- **What is asked**
What is the number of lines in the entries that include the word "自由读课文"? Respond with the number only.

- **Dataset**
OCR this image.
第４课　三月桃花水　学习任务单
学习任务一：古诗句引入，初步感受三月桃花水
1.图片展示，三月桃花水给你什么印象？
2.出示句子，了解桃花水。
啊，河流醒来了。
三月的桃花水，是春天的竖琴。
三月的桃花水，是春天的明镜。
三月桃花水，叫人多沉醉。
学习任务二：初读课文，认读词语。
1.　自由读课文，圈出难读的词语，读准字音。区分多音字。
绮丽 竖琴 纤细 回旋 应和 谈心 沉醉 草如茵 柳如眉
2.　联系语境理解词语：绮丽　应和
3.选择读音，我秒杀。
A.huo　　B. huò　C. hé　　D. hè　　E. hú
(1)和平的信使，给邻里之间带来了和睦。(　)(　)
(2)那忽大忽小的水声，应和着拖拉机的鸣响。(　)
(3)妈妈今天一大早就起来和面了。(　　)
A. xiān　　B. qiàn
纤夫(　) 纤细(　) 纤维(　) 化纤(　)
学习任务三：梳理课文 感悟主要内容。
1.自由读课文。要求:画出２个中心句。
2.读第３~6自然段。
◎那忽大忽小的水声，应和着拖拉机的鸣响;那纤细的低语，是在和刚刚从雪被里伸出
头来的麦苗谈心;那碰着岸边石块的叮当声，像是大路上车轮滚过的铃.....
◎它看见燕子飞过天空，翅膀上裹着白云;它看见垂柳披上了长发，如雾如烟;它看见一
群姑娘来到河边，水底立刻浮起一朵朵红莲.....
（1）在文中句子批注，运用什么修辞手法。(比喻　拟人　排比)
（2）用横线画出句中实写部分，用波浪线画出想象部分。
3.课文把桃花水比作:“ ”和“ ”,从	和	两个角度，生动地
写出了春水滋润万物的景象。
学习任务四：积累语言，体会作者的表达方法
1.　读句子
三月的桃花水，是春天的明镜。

- **Exercise output**
2